--- What is needed ---
Output every line of the material exactly, omitting images.

(Rows from a figure dataset)
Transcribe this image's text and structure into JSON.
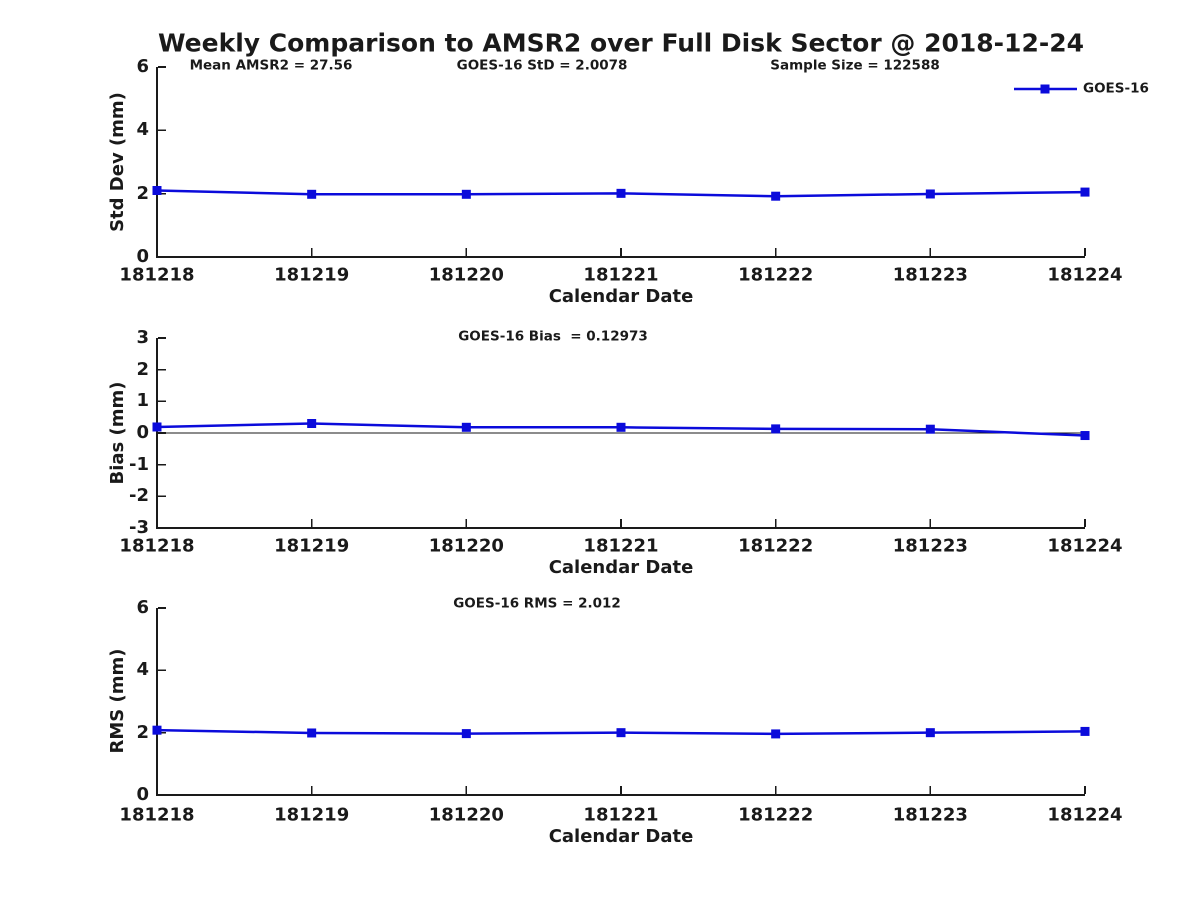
{
  "title": "Weekly Comparison to AMSR2 over Full Disk Sector @ 2018-12-24",
  "colors": {
    "line": "#0b0bdb",
    "axis": "#1a1a1a",
    "text": "#1a1a1a"
  },
  "legend": {
    "label": "GOES-16",
    "position": "top-right"
  },
  "chart_data": [
    {
      "type": "line",
      "name": "std-dev",
      "title": "",
      "ylabel": "Std Dev (mm)",
      "xlabel": "Calendar Date",
      "categories": [
        "181218",
        "181219",
        "181220",
        "181221",
        "181222",
        "181223",
        "181224"
      ],
      "series": [
        {
          "name": "GOES-16",
          "values": [
            2.1,
            1.98,
            1.98,
            2.01,
            1.92,
            1.99,
            2.05
          ]
        }
      ],
      "ylim": [
        0,
        6
      ],
      "yticks": [
        0,
        2,
        4,
        6
      ],
      "grid": false,
      "zero_line": false,
      "legend_position": "top-right",
      "annotations": [
        "Mean AMSR2 = 27.56",
        "GOES-16 StD = 2.0078",
        "Sample Size = 122588"
      ]
    },
    {
      "type": "line",
      "name": "bias",
      "title": "",
      "ylabel": "Bias (mm)",
      "xlabel": "Calendar Date",
      "categories": [
        "181218",
        "181219",
        "181220",
        "181221",
        "181222",
        "181223",
        "181224"
      ],
      "series": [
        {
          "name": "GOES-16",
          "values": [
            0.19,
            0.3,
            0.18,
            0.18,
            0.13,
            0.12,
            -0.08
          ]
        }
      ],
      "ylim": [
        -3,
        3
      ],
      "yticks": [
        -3,
        -2,
        -1,
        0,
        1,
        2,
        3
      ],
      "grid": false,
      "zero_line": true,
      "annotations": [
        "GOES-16 Bias  = 0.12973"
      ]
    },
    {
      "type": "line",
      "name": "rms",
      "title": "",
      "ylabel": "RMS (mm)",
      "xlabel": "Calendar Date",
      "categories": [
        "181218",
        "181219",
        "181220",
        "181221",
        "181222",
        "181223",
        "181224"
      ],
      "series": [
        {
          "name": "GOES-16",
          "values": [
            2.08,
            1.99,
            1.97,
            2.0,
            1.96,
            2.0,
            2.04
          ]
        }
      ],
      "ylim": [
        0,
        6
      ],
      "yticks": [
        0,
        2,
        4,
        6
      ],
      "grid": false,
      "zero_line": false,
      "annotations": [
        "GOES-16 RMS = 2.012"
      ]
    }
  ]
}
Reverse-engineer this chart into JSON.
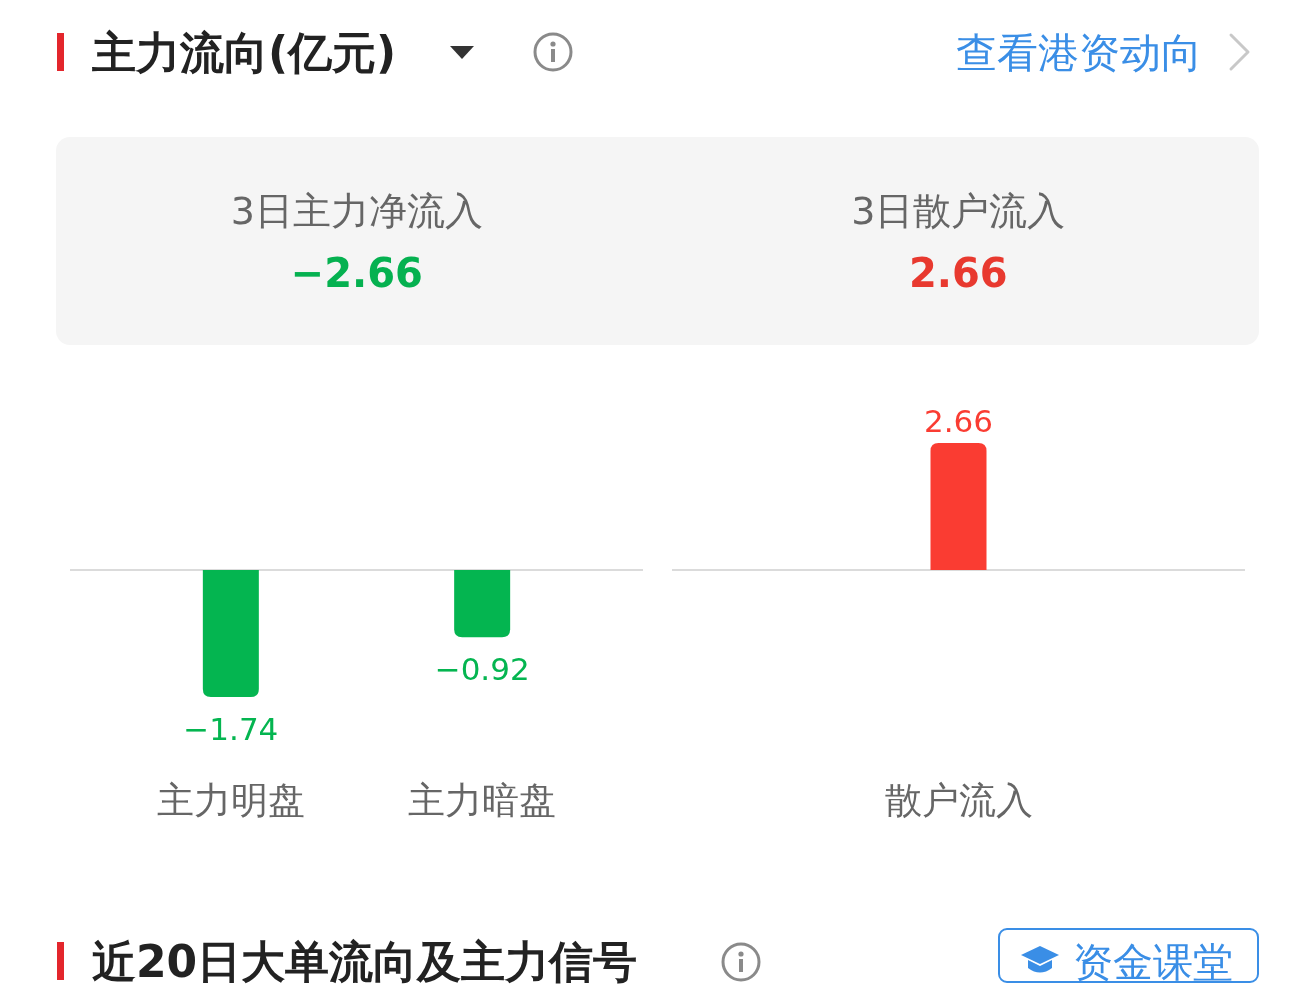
{
  "chart_data": [
    {
      "type": "other",
      "title": "主力流向(亿元)",
      "annotations": [
        "查看港资动向"
      ],
      "categories": [
        "3日主力净流入",
        "3日散户流入"
      ],
      "values": [
        -2.66,
        2.66
      ],
      "data_labels": true
    },
    {
      "type": "bar",
      "categories": [
        "主力明盘",
        "主力暗盘"
      ],
      "values": [
        -1.74,
        -0.92
      ],
      "color": "#04b550",
      "data_labels": true
    },
    {
      "type": "bar",
      "categories": [
        "散户流入"
      ],
      "values": [
        2.66
      ],
      "color": "#fa3c32",
      "data_labels": true
    },
    {
      "type": "other",
      "title": "近20日大单流向及主力信号",
      "annotations": [
        "资金课堂"
      ]
    }
  ]
}
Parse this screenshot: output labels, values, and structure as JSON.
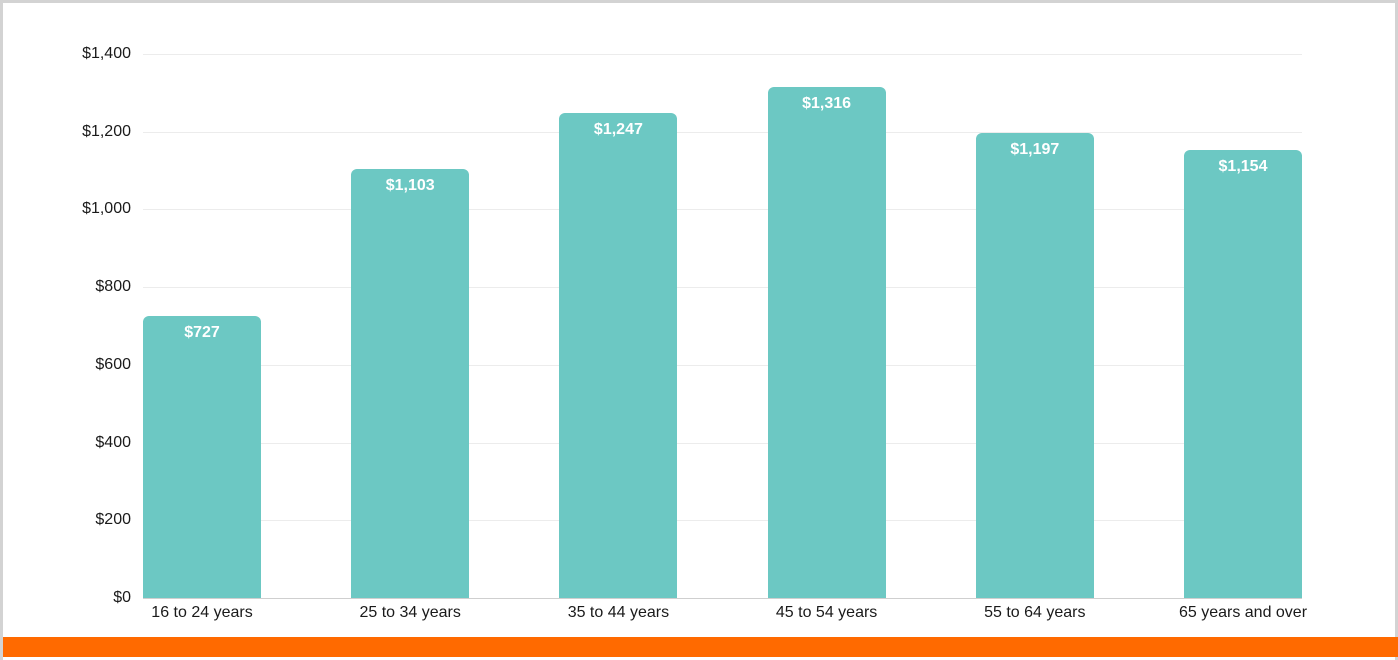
{
  "chart_data": {
    "type": "bar",
    "title": "",
    "xlabel": "",
    "ylabel": "",
    "categories": [
      "16 to 24 years",
      "25 to 34 years",
      "35 to 44 years",
      "45 to 54 years",
      "55 to 64 years",
      "65 years and over"
    ],
    "values": [
      727,
      1103,
      1247,
      1316,
      1197,
      1154
    ],
    "value_labels": [
      "$727",
      "$1,103",
      "$1,247",
      "$1,316",
      "$1,197",
      "$1,154"
    ],
    "ylim": [
      0,
      1400
    ],
    "yticks": [
      0,
      200,
      400,
      600,
      800,
      1000,
      1200,
      1400
    ],
    "ytick_labels": [
      "$0",
      "$200",
      "$400",
      "$600",
      "$800",
      "$1,000",
      "$1,200",
      "$1,400"
    ],
    "grid": true,
    "legend": null,
    "bar_color": "#6cc8c3"
  },
  "colors": {
    "bar": "#6cc8c3",
    "footer_stripe": "#ff6a00",
    "border": "#d3d3d3"
  }
}
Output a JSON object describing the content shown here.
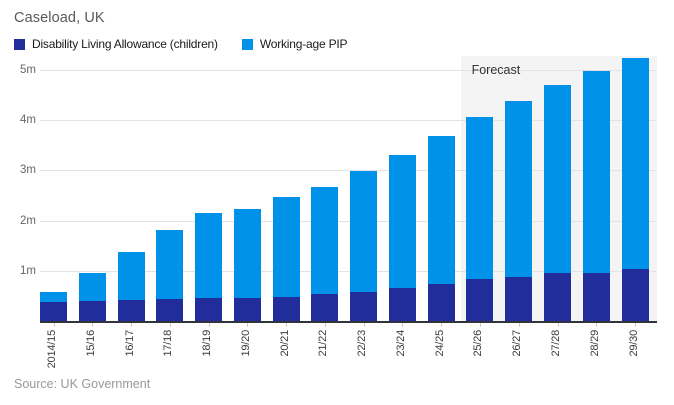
{
  "header": {
    "title": "Caseload, UK"
  },
  "footer": {
    "source": "Source: UK Government"
  },
  "colors": {
    "dla": "#202D9B",
    "pip": "#0092E8",
    "gridline": "#E3E3E3",
    "axis": "#33333D",
    "forecast_background": "#F4F4F4",
    "title_text": "#595959",
    "source_text": "#999999"
  },
  "chart_data": {
    "type": "bar",
    "stacked": true,
    "title": "Caseload, UK",
    "xlabel": "",
    "ylabel": "",
    "unit": "millions of people",
    "ylim": [
      0,
      5.28
    ],
    "grid": true,
    "legend_position": "top",
    "y_ticks": [
      "1m",
      "2m",
      "3m",
      "4m",
      "5m"
    ],
    "y_tick_values": [
      1,
      2,
      3,
      4,
      5
    ],
    "categories": [
      "2014/15",
      "15/16",
      "16/17",
      "17/18",
      "18/19",
      "19/20",
      "20/21",
      "21/22",
      "22/23",
      "23/24",
      "24/25",
      "25/26",
      "26/27",
      "27/28",
      "28/29",
      "29/30"
    ],
    "series": [
      {
        "name": "Disability Living Allowance (children)",
        "color": "#202D9B",
        "values": [
          0.37,
          0.4,
          0.42,
          0.44,
          0.46,
          0.46,
          0.48,
          0.53,
          0.57,
          0.66,
          0.73,
          0.83,
          0.88,
          0.95,
          0.96,
          1.04
        ]
      },
      {
        "name": "Working-age PIP",
        "color": "#0092E8",
        "values": [
          0.2,
          0.55,
          0.95,
          1.37,
          1.69,
          1.77,
          2.0,
          2.13,
          2.42,
          2.65,
          2.96,
          3.23,
          3.51,
          3.75,
          4.03,
          4.19
        ]
      }
    ],
    "totals": [
      0.57,
      0.95,
      1.37,
      1.81,
      2.15,
      2.23,
      2.48,
      2.66,
      2.99,
      3.31,
      3.69,
      4.06,
      4.39,
      4.7,
      4.99,
      5.23
    ],
    "forecast": {
      "label": "Forecast",
      "start_category": "25/26"
    }
  }
}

--- Answer to the exercise ---
Transcribe this image's text and structure into JSON.
{
  "title": "Weekly Comparison to AMSR2 over Full Disk Sector @ 2018-12-24",
  "colors": {
    "line": "#0b0bdb",
    "axis": "#1a1a1a",
    "text": "#1a1a1a"
  },
  "legend": {
    "label": "GOES-16",
    "position": "top-right"
  },
  "chart_data": [
    {
      "type": "line",
      "name": "std-dev",
      "title": "",
      "ylabel": "Std Dev (mm)",
      "xlabel": "Calendar Date",
      "categories": [
        "181218",
        "181219",
        "181220",
        "181221",
        "181222",
        "181223",
        "181224"
      ],
      "series": [
        {
          "name": "GOES-16",
          "values": [
            2.1,
            1.98,
            1.98,
            2.01,
            1.92,
            1.99,
            2.05
          ]
        }
      ],
      "ylim": [
        0,
        6
      ],
      "yticks": [
        0,
        2,
        4,
        6
      ],
      "grid": false,
      "zero_line": false,
      "legend_position": "top-right",
      "annotations": [
        "Mean AMSR2 = 27.56",
        "GOES-16 StD = 2.0078",
        "Sample Size = 122588"
      ]
    },
    {
      "type": "line",
      "name": "bias",
      "title": "",
      "ylabel": "Bias (mm)",
      "xlabel": "Calendar Date",
      "categories": [
        "181218",
        "181219",
        "181220",
        "181221",
        "181222",
        "181223",
        "181224"
      ],
      "series": [
        {
          "name": "GOES-16",
          "values": [
            0.19,
            0.3,
            0.18,
            0.18,
            0.13,
            0.12,
            -0.08
          ]
        }
      ],
      "ylim": [
        -3,
        3
      ],
      "yticks": [
        -3,
        -2,
        -1,
        0,
        1,
        2,
        3
      ],
      "grid": false,
      "zero_line": true,
      "annotations": [
        "GOES-16 Bias  = 0.12973"
      ]
    },
    {
      "type": "line",
      "name": "rms",
      "title": "",
      "ylabel": "RMS (mm)",
      "xlabel": "Calendar Date",
      "categories": [
        "181218",
        "181219",
        "181220",
        "181221",
        "181222",
        "181223",
        "181224"
      ],
      "series": [
        {
          "name": "GOES-16",
          "values": [
            2.08,
            1.99,
            1.97,
            2.0,
            1.96,
            2.0,
            2.04
          ]
        }
      ],
      "ylim": [
        0,
        6
      ],
      "yticks": [
        0,
        2,
        4,
        6
      ],
      "grid": false,
      "zero_line": false,
      "annotations": [
        "GOES-16 RMS = 2.012"
      ]
    }
  ]
}
Reverse-engineer this chart into JSON.
{
  "chart_data": [
    {
      "type": "other",
      "title": "主力流向(亿元)",
      "annotations": [
        "查看港资动向"
      ],
      "categories": [
        "3日主力净流入",
        "3日散户流入"
      ],
      "values": [
        -2.66,
        2.66
      ],
      "data_labels": true
    },
    {
      "type": "bar",
      "categories": [
        "主力明盘",
        "主力暗盘"
      ],
      "values": [
        -1.74,
        -0.92
      ],
      "color": "#04b550",
      "data_labels": true
    },
    {
      "type": "bar",
      "categories": [
        "散户流入"
      ],
      "values": [
        2.66
      ],
      "color": "#fa3c32",
      "data_labels": true
    },
    {
      "type": "other",
      "title": "近20日大单流向及主力信号",
      "annotations": [
        "资金课堂"
      ]
    }
  ]
}
Parse this screenshot: output labels, values, and structure as JSON.
{
  "chart_data": {
    "type": "bar",
    "title": "",
    "xlabel": "",
    "ylabel": "",
    "categories": [
      "16 to 24 years",
      "25 to 34 years",
      "35 to 44 years",
      "45 to 54 years",
      "55 to 64 years",
      "65 years and over"
    ],
    "values": [
      727,
      1103,
      1247,
      1316,
      1197,
      1154
    ],
    "value_labels": [
      "$727",
      "$1,103",
      "$1,247",
      "$1,316",
      "$1,197",
      "$1,154"
    ],
    "ylim": [
      0,
      1400
    ],
    "yticks": [
      0,
      200,
      400,
      600,
      800,
      1000,
      1200,
      1400
    ],
    "ytick_labels": [
      "$0",
      "$200",
      "$400",
      "$600",
      "$800",
      "$1,000",
      "$1,200",
      "$1,400"
    ],
    "grid": true,
    "legend": null,
    "bar_color": "#6cc8c3"
  },
  "colors": {
    "bar": "#6cc8c3",
    "footer_stripe": "#ff6a00",
    "border": "#d3d3d3"
  }
}
Output a JSON object describing the content shown here.
{
  "header": {
    "title": "Caseload, UK"
  },
  "footer": {
    "source": "Source: UK Government"
  },
  "colors": {
    "dla": "#202D9B",
    "pip": "#0092E8",
    "gridline": "#E3E3E3",
    "axis": "#33333D",
    "forecast_background": "#F4F4F4",
    "title_text": "#595959",
    "source_text": "#999999"
  },
  "chart_data": {
    "type": "bar",
    "stacked": true,
    "title": "Caseload, UK",
    "xlabel": "",
    "ylabel": "",
    "unit": "millions of people",
    "ylim": [
      0,
      5.28
    ],
    "grid": true,
    "legend_position": "top",
    "y_ticks": [
      "1m",
      "2m",
      "3m",
      "4m",
      "5m"
    ],
    "y_tick_values": [
      1,
      2,
      3,
      4,
      5
    ],
    "categories": [
      "2014/15",
      "15/16",
      "16/17",
      "17/18",
      "18/19",
      "19/20",
      "20/21",
      "21/22",
      "22/23",
      "23/24",
      "24/25",
      "25/26",
      "26/27",
      "27/28",
      "28/29",
      "29/30"
    ],
    "series": [
      {
        "name": "Disability Living Allowance (children)",
        "color": "#202D9B",
        "values": [
          0.37,
          0.4,
          0.42,
          0.44,
          0.46,
          0.46,
          0.48,
          0.53,
          0.57,
          0.66,
          0.73,
          0.83,
          0.88,
          0.95,
          0.96,
          1.04
        ]
      },
      {
        "name": "Working-age PIP",
        "color": "#0092E8",
        "values": [
          0.2,
          0.55,
          0.95,
          1.37,
          1.69,
          1.77,
          2.0,
          2.13,
          2.42,
          2.65,
          2.96,
          3.23,
          3.51,
          3.75,
          4.03,
          4.19
        ]
      }
    ],
    "totals": [
      0.57,
      0.95,
      1.37,
      1.81,
      2.15,
      2.23,
      2.48,
      2.66,
      2.99,
      3.31,
      3.69,
      4.06,
      4.39,
      4.7,
      4.99,
      5.23
    ],
    "forecast": {
      "label": "Forecast",
      "start_category": "25/26"
    }
  }
}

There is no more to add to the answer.